▶ _Written exercise_: Write out all of the entries exactly as given.

::: Extracted records

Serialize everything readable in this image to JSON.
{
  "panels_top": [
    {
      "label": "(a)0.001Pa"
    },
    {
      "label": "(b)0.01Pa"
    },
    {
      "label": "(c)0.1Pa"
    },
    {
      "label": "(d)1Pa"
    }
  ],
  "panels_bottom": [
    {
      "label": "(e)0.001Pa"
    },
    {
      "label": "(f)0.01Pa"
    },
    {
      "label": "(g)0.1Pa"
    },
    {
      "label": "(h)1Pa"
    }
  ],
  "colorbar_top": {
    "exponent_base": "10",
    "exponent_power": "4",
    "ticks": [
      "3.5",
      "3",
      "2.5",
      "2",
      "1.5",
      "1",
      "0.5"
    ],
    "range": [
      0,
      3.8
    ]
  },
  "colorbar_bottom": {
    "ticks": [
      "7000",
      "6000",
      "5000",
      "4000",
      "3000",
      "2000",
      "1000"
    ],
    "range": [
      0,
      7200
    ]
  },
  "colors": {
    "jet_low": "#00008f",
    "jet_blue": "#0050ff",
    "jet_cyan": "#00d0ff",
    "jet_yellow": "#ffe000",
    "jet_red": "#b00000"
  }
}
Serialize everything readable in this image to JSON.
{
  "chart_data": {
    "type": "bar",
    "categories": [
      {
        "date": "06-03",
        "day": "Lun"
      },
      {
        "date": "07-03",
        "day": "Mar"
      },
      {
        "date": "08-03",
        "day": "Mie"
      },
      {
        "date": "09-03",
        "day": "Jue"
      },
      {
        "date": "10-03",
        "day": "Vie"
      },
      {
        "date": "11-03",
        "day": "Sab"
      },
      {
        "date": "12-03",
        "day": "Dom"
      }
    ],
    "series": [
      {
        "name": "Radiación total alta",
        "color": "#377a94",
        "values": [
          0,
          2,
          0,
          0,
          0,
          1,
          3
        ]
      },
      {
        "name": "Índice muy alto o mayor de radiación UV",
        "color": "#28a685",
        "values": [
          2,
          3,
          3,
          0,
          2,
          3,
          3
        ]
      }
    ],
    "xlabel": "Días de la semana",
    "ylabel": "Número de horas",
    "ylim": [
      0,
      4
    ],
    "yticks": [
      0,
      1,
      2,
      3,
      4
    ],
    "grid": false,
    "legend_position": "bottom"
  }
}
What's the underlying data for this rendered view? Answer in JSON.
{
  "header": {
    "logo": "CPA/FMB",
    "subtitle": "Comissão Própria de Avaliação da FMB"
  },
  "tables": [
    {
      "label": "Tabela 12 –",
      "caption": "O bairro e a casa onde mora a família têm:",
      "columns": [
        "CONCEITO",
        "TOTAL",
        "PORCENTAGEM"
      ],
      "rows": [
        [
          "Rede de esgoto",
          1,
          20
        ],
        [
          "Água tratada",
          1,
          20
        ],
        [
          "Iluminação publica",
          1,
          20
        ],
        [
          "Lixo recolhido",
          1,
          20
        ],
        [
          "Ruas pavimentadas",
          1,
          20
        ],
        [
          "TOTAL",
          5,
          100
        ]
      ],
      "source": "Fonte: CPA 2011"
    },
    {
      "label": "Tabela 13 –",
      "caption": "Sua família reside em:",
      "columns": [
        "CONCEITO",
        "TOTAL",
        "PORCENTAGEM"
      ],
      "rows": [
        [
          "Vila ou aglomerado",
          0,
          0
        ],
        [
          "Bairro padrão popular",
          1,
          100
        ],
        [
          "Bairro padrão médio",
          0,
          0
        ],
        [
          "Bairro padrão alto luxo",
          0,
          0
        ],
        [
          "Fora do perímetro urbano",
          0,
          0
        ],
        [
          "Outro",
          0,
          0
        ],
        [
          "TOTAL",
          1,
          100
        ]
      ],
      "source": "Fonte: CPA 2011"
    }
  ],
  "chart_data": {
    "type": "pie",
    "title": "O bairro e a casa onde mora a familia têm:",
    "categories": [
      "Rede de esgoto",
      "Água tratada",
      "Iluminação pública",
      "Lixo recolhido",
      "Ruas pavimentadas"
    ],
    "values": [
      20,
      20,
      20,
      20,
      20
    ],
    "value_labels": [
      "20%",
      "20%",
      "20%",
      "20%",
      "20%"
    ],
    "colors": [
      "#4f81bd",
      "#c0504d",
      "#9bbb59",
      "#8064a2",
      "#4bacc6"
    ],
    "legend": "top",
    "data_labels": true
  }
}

::::::

▶ _Final result_:
Serialize everything readable in this image to JSON.
{
  "panels_top": [
    {
      "label": "(a)0.001Pa"
    },
    {
      "label": "(b)0.01Pa"
    },
    {
      "label": "(c)0.1Pa"
    },
    {
      "label": "(d)1Pa"
    }
  ],
  "panels_bottom": [
    {
      "label": "(e)0.001Pa"
    },
    {
      "label": "(f)0.01Pa"
    },
    {
      "label": "(g)0.1Pa"
    },
    {
      "label": "(h)1Pa"
    }
  ],
  "colorbar_top": {
    "exponent_base": "10",
    "exponent_power": "4",
    "ticks": [
      "3.5",
      "3",
      "2.5",
      "2",
      "1.5",
      "1",
      "0.5"
    ],
    "range": [
      0,
      3.8
    ]
  },
  "colorbar_bottom": {
    "ticks": [
      "7000",
      "6000",
      "5000",
      "4000",
      "3000",
      "2000",
      "1000"
    ],
    "range": [
      0,
      7200
    ]
  },
  "colors": {
    "jet_low": "#00008f",
    "jet_blue": "#0050ff",
    "jet_cyan": "#00d0ff",
    "jet_yellow": "#ffe000",
    "jet_red": "#b00000"
  }
}
Serialize everything readable in this image to JSON.
{
  "chart_data": {
    "type": "bar",
    "categories": [
      {
        "date": "06-03",
        "day": "Lun"
      },
      {
        "date": "07-03",
        "day": "Mar"
      },
      {
        "date": "08-03",
        "day": "Mie"
      },
      {
        "date": "09-03",
        "day": "Jue"
      },
      {
        "date": "10-03",
        "day": "Vie"
      },
      {
        "date": "11-03",
        "day": "Sab"
      },
      {
        "date": "12-03",
        "day": "Dom"
      }
    ],
    "series": [
      {
        "name": "Radiación total alta",
        "color": "#377a94",
        "values": [
          0,
          2,
          0,
          0,
          0,
          1,
          3
        ]
      },
      {
        "name": "Índice muy alto o mayor de radiación UV",
        "color": "#28a685",
        "values": [
          2,
          3,
          3,
          0,
          2,
          3,
          3
        ]
      }
    ],
    "xlabel": "Días de la semana",
    "ylabel": "Número de horas",
    "ylim": [
      0,
      4
    ],
    "yticks": [
      0,
      1,
      2,
      3,
      4
    ],
    "grid": false,
    "legend_position": "bottom"
  }
}
What's the underlying data for this rendered view? Answer in JSON.
{
  "header": {
    "logo": "CPA/FMB",
    "subtitle": "Comissão Própria de Avaliação da FMB"
  },
  "tables": [
    {
      "label": "Tabela 12 –",
      "caption": "O bairro e a casa onde mora a família têm:",
      "columns": [
        "CONCEITO",
        "TOTAL",
        "PORCENTAGEM"
      ],
      "rows": [
        [
          "Rede de esgoto",
          1,
          20
        ],
        [
          "Água tratada",
          1,
          20
        ],
        [
          "Iluminação publica",
          1,
          20
        ],
        [
          "Lixo recolhido",
          1,
          20
        ],
        [
          "Ruas pavimentadas",
          1,
          20
        ],
        [
          "TOTAL",
          5,
          100
        ]
      ],
      "source": "Fonte: CPA 2011"
    },
    {
      "label": "Tabela 13 –",
      "caption": "Sua família reside em:",
      "columns": [
        "CONCEITO",
        "TOTAL",
        "PORCENTAGEM"
      ],
      "rows": [
        [
          "Vila ou aglomerado",
          0,
          0
        ],
        [
          "Bairro padrão popular",
          1,
          100
        ],
        [
          "Bairro padrão médio",
          0,
          0
        ],
        [
          "Bairro padrão alto luxo",
          0,
          0
        ],
        [
          "Fora do perímetro urbano",
          0,
          0
        ],
        [
          "Outro",
          0,
          0
        ],
        [
          "TOTAL",
          1,
          100
        ]
      ],
      "source": "Fonte: CPA 2011"
    }
  ],
  "chart_data": {
    "type": "pie",
    "title": "O bairro e a casa onde mora a familia têm:",
    "categories": [
      "Rede de esgoto",
      "Água tratada",
      "Iluminação pública",
      "Lixo recolhido",
      "Ruas pavimentadas"
    ],
    "values": [
      20,
      20,
      20,
      20,
      20
    ],
    "value_labels": [
      "20%",
      "20%",
      "20%",
      "20%",
      "20%"
    ],
    "colors": [
      "#4f81bd",
      "#c0504d",
      "#9bbb59",
      "#8064a2",
      "#4bacc6"
    ],
    "legend": "top",
    "data_labels": true
  }
}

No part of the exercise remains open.